Set problem:
Please find all lines in the data that hold the string "said" and copy them.
+ + + +
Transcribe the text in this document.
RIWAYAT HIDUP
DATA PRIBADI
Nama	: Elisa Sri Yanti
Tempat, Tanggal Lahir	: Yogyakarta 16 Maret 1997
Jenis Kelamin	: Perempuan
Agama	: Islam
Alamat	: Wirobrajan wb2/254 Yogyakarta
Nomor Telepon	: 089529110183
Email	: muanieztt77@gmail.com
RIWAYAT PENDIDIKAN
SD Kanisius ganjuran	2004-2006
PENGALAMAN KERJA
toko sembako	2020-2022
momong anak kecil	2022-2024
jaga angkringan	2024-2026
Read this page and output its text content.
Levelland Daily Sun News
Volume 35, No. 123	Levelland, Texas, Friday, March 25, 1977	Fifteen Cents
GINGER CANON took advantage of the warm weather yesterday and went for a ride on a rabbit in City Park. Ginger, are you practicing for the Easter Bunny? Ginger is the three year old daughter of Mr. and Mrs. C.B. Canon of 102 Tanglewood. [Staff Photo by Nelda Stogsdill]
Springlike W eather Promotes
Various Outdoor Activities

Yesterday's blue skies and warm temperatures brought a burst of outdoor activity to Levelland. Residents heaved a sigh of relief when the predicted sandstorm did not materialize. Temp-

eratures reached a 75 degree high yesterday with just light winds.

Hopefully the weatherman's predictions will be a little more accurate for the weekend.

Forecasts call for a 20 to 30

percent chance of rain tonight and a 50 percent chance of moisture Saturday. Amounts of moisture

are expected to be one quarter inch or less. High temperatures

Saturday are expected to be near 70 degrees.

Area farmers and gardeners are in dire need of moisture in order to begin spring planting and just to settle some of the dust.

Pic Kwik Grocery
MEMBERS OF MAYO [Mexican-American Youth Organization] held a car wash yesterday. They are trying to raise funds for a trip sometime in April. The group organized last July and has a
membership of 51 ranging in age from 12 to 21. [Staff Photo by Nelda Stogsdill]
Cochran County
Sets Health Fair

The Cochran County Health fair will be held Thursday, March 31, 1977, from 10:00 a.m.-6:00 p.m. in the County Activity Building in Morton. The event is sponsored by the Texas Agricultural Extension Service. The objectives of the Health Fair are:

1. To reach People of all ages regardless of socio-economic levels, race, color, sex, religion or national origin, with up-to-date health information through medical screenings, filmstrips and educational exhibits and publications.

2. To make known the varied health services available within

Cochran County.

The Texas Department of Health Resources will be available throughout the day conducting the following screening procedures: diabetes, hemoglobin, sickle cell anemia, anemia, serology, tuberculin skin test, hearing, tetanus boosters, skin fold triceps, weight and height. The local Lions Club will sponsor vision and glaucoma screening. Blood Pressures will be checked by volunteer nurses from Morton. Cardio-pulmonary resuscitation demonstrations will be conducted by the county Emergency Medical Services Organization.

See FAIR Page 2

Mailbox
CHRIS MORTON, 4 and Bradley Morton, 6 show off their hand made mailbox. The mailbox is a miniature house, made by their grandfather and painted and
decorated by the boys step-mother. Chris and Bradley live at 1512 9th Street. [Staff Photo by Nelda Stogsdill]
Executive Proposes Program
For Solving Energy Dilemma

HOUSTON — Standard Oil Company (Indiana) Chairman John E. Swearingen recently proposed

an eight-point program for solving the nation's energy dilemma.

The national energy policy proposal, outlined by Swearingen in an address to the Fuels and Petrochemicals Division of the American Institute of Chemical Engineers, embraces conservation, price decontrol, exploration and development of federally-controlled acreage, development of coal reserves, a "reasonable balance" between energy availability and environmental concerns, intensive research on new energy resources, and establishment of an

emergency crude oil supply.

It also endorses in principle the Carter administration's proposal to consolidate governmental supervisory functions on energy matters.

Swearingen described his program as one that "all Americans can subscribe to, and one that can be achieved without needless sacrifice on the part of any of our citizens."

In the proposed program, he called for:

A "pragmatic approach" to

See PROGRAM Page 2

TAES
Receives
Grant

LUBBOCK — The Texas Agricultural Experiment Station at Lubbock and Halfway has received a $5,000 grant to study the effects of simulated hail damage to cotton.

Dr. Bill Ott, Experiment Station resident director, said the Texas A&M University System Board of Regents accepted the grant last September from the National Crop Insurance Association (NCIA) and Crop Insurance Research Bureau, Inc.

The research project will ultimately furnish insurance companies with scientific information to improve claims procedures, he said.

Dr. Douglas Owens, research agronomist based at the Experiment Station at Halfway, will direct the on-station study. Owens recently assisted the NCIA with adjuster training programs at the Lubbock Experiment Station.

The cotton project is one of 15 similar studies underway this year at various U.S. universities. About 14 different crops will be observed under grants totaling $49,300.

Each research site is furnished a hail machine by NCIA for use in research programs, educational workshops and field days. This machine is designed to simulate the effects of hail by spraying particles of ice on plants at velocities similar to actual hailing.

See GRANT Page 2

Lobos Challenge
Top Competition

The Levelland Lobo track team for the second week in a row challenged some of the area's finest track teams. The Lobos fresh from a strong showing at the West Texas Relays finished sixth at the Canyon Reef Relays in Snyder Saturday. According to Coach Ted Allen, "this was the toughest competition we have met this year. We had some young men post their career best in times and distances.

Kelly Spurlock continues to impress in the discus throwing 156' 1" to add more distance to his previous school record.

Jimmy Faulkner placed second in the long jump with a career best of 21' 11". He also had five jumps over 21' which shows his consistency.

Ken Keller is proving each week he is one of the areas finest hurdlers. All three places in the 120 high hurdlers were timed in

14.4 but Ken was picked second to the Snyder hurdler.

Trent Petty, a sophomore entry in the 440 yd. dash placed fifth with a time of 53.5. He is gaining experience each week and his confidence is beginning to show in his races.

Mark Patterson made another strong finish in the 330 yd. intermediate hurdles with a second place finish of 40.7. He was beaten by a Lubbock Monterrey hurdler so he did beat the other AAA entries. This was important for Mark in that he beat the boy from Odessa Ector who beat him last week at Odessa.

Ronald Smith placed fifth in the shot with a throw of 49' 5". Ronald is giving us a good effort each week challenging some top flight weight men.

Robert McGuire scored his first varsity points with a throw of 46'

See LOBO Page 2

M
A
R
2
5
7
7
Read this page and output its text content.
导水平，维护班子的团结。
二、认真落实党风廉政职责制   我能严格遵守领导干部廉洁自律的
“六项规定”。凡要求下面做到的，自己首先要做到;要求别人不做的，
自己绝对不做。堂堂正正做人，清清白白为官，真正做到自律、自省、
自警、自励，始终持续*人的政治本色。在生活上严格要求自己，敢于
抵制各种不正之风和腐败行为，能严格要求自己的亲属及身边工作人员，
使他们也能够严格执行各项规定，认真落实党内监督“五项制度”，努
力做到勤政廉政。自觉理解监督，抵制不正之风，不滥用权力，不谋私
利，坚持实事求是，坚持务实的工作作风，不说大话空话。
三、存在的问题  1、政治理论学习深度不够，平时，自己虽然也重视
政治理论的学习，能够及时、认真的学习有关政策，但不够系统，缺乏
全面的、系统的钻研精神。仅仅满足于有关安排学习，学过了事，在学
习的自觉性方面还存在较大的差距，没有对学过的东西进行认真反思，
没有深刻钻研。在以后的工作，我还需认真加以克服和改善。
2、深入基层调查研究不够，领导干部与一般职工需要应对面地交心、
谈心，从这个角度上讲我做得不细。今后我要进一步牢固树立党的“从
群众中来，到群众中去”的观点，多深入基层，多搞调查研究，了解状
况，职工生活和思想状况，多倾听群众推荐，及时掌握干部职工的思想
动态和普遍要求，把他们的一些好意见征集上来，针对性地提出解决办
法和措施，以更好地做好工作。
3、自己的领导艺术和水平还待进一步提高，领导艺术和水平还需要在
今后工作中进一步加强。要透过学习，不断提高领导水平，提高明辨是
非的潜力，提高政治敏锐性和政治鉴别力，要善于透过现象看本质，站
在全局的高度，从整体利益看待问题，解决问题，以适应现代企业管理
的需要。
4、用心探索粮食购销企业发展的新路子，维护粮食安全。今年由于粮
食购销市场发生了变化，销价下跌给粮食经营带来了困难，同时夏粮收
+ + + +
Written reply:
Dr. Bill Ott, Experiment Station resident director, said the Texas A&M University System Board of Regents accepted the grant last September from the National Crop Insurance Association (NCIA) and Crop Insurance Research Bureau, Inc.
The research project will ultimately furnish insurance companies with scientific information to improve claims procedures, he said.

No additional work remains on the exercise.